__GIVEN EXERCISE__. Which lines include the word "TradingView"? Copy each of them.

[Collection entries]
--- START ---

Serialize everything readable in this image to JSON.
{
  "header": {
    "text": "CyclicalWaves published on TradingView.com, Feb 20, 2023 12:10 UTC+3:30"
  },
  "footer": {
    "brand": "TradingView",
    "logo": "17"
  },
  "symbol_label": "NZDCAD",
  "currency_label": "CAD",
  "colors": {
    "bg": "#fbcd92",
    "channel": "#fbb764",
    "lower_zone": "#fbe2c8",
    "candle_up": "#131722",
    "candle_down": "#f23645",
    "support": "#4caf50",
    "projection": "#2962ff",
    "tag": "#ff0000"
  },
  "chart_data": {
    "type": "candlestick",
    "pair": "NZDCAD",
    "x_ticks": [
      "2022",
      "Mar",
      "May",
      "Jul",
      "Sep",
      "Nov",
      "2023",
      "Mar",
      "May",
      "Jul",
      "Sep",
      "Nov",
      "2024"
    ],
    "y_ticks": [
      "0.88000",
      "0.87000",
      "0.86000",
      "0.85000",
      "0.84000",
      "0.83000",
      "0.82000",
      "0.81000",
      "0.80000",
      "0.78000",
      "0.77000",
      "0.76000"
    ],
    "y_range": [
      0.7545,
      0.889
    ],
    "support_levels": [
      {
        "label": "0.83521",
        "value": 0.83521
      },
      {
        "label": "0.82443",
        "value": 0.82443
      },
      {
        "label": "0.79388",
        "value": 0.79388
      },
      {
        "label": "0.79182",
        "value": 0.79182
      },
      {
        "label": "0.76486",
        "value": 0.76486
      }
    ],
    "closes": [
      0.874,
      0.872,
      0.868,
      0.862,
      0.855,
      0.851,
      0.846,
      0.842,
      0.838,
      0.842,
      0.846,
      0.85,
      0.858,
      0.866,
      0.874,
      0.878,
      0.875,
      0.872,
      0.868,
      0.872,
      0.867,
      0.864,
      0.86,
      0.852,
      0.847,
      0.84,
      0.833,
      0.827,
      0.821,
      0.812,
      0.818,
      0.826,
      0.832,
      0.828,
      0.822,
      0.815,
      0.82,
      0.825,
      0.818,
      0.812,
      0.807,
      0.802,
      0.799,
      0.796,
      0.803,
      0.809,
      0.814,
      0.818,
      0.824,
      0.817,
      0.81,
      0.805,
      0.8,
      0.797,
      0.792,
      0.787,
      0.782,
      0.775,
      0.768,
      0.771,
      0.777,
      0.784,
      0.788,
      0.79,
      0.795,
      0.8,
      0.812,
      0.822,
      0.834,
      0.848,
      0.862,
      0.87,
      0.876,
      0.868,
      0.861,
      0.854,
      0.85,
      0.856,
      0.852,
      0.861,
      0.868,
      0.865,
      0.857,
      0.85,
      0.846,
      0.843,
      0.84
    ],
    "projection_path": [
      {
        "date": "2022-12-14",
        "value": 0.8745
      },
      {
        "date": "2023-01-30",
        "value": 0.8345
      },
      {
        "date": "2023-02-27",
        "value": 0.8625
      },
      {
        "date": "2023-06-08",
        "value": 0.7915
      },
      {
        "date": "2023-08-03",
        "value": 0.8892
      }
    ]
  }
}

--- END ---

__FINISHED TASK__.
    "text": "CyclicalWaves published on TradingView.com, Feb 20, 2023 12:10 UTC+3:30"
    "brand": "TradingView",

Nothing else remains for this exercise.